START DATASET EXTRACT
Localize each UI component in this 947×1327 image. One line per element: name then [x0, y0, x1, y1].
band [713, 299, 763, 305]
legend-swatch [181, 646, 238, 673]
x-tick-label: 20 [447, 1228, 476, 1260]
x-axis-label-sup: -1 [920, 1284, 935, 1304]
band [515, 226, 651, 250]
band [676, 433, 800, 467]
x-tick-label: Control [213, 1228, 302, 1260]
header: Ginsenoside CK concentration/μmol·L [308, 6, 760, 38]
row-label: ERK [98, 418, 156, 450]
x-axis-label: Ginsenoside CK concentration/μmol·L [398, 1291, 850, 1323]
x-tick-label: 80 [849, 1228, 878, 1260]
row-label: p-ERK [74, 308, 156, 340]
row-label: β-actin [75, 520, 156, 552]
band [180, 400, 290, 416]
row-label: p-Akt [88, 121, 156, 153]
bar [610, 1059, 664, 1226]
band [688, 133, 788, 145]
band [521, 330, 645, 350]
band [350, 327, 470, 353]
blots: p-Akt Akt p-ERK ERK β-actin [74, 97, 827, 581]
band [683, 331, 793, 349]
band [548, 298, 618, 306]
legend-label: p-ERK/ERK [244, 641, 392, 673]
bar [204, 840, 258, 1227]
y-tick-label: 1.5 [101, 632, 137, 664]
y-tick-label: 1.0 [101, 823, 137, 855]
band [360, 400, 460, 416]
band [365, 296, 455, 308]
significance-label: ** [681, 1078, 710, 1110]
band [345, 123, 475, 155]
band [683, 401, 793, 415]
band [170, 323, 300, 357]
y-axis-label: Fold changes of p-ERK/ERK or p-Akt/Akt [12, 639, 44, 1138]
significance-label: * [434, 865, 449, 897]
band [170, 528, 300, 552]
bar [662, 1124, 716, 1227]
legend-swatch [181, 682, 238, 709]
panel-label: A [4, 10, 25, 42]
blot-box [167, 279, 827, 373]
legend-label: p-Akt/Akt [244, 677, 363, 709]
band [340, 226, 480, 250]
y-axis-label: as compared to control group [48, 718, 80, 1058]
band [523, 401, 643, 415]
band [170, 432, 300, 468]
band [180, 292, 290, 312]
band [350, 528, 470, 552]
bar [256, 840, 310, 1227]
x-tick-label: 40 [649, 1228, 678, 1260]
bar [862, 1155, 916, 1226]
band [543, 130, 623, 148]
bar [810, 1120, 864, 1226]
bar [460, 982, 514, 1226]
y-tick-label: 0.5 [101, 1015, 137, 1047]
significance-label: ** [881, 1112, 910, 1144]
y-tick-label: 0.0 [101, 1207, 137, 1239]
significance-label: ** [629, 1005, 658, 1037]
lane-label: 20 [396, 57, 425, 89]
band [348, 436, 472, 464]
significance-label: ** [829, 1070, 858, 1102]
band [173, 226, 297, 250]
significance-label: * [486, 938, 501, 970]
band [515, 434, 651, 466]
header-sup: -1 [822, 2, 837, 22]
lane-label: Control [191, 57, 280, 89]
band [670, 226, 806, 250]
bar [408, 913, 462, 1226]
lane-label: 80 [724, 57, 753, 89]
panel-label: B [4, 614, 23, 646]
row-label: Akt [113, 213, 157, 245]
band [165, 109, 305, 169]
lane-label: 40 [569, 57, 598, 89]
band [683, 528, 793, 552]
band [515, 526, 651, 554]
END DATASET EXTRACT
EXERCISE AIM
Rewrite the rows from the beginning through the line containing "y-tick-label: 1.5 [101, 632, 137, 664]", changing "legend-swatch" to "legend-marker" and leaving everything else unchanged.

TASK ANSWER
Localize each UI component in this 947×1327 image. One line per element: name then [x0, y0, x1, y1].
band [713, 299, 763, 305]
legend-marker [181, 646, 238, 673]
x-tick-label: 20 [447, 1228, 476, 1260]
x-axis-label-sup: -1 [920, 1284, 935, 1304]
band [515, 226, 651, 250]
band [676, 433, 800, 467]
x-tick-label: Control [213, 1228, 302, 1260]
header: Ginsenoside CK concentration/μmol·L [308, 6, 760, 38]
row-label: ERK [98, 418, 156, 450]
x-axis-label: Ginsenoside CK concentration/μmol·L [398, 1291, 850, 1323]
x-tick-label: 80 [849, 1228, 878, 1260]
row-label: p-ERK [74, 308, 156, 340]
row-label: β-actin [75, 520, 156, 552]
band [180, 400, 290, 416]
row-label: p-Akt [88, 121, 156, 153]
bar [610, 1059, 664, 1226]
band [688, 133, 788, 145]
band [521, 330, 645, 350]
band [350, 327, 470, 353]
blots: p-Akt Akt p-ERK ERK β-actin [74, 97, 827, 581]
band [683, 331, 793, 349]
band [548, 298, 618, 306]
legend-label: p-ERK/ERK [244, 641, 392, 673]
bar [204, 840, 258, 1227]
y-tick-label: 1.5 [101, 632, 137, 664]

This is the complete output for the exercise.